Jewson is one of the largest chains of British general builders' merchants, selling to small and medium building contractors. The chain comprises around 600 branches located all across Great Britain. Jewson is part of Denmark's STARK Group.

History 

George Jewson bought a business in Earith in 1836 to trade goods in the Huntingdonshire Fens of East Anglia. His son John Wilson Jewson (b. 1817) had 13 children: the eldest, George, at the time working with a timber merchant in Norwich, suggested expansion there.

John Jewson bought a house in Colegate in Norwich in 1868, and he moved there where he developed a successful timber, coal and builders' merchant business. The family played a role in civic service in Norwich and Norfolk.

Jewson, as part of the Meyer group, was acquired by the French conglomerate Saint-Gobain in April 2000.

In October 2001, Worldwide Business Information and Market Reports stated that "Having undergone a period of major consolidation, the builders' merchants market is now dominated by Jewson Ltd (owned by Saint-Gobain Building Distribution Ltd), Wolseley and Travis Perkins... These top three companies each have total sales of over £1bn."

Layout element annotations:
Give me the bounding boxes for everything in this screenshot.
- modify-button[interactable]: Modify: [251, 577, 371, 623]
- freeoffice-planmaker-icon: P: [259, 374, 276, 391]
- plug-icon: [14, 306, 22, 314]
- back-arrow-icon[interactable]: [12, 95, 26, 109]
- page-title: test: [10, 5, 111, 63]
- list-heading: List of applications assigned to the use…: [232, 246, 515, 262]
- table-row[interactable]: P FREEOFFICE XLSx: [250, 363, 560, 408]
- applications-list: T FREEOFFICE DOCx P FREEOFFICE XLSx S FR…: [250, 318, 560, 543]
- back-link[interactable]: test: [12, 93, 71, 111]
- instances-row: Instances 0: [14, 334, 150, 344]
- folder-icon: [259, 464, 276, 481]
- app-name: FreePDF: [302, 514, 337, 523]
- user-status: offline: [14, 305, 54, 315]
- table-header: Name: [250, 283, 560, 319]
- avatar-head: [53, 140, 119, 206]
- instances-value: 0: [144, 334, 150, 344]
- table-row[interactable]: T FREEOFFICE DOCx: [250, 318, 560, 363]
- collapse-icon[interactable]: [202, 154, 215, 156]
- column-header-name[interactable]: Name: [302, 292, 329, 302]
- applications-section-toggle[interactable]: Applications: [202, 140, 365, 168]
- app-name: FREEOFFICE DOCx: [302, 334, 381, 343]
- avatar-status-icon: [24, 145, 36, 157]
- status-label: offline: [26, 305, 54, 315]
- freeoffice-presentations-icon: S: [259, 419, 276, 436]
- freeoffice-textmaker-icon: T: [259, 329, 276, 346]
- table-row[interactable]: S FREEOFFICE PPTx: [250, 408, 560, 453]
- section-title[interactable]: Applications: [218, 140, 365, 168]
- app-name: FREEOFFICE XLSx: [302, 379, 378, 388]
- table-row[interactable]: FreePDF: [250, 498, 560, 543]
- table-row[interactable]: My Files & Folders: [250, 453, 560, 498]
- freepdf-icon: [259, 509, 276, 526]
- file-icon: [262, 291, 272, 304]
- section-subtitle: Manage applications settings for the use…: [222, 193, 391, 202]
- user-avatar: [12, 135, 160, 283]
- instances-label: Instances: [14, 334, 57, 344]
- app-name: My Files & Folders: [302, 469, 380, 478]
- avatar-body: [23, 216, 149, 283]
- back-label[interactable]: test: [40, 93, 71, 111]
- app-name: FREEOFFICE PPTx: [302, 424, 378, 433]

■ REQUIREMENTS ■
1) Return the part of the passage on Jewson between "Jewson is one" and "in April 2000.", inclusive, without any changes.
2) Retype the entries from the first line through the line containing "- table-header: Name: [250, 283, 560, 319]", inclusive, keeping every character as it appears.
The passage on Jewson and the entries were taken from unrelated sources.

■ LIST OF SOLUTIONS ■
1)
Jewson is one of the largest chains of British general builders' merchants, selling to small and medium building contractors. The chain comprises around 600 branches located all across Great Britain. Jewson is part of Denmark's STARK Group.

History 

George Jewson bought a business in Earith in 1836 to trade goods in the Huntingdonshire Fens of East Anglia. His son John Wilson Jewson (b. 1817) had 13 children: the eldest, George, at the time working with a timber merchant in Norwich, suggested expansion there.

John Jewson bought a house in Colegate in Norwich in 1868, and he moved there where he developed a successful timber, coal and builders' merchant business. The family played a role in civic service in Norwich and Norfolk.

Jewson, as part of the Meyer group, was acquired by the French conglomerate Saint-Gobain in April 2000.

2)
Give me the bounding boxes for everything in this screenshot.
- modify-button[interactable]: Modify: [251, 577, 371, 623]
- freeoffice-planmaker-icon: P: [259, 374, 276, 391]
- plug-icon: [14, 306, 22, 314]
- back-arrow-icon[interactable]: [12, 95, 26, 109]
- page-title: test: [10, 5, 111, 63]
- list-heading: List of applications assigned to the use…: [232, 246, 515, 262]
- table-row[interactable]: P FREEOFFICE XLSx: [250, 363, 560, 408]
- applications-list: T FREEOFFICE DOCx P FREEOFFICE XLSx S FR…: [250, 318, 560, 543]
- back-link[interactable]: test: [12, 93, 71, 111]
- instances-row: Instances 0: [14, 334, 150, 344]
- folder-icon: [259, 464, 276, 481]
- app-name: FreePDF: [302, 514, 337, 523]
- user-status: offline: [14, 305, 54, 315]
- table-header: Name: [250, 283, 560, 319]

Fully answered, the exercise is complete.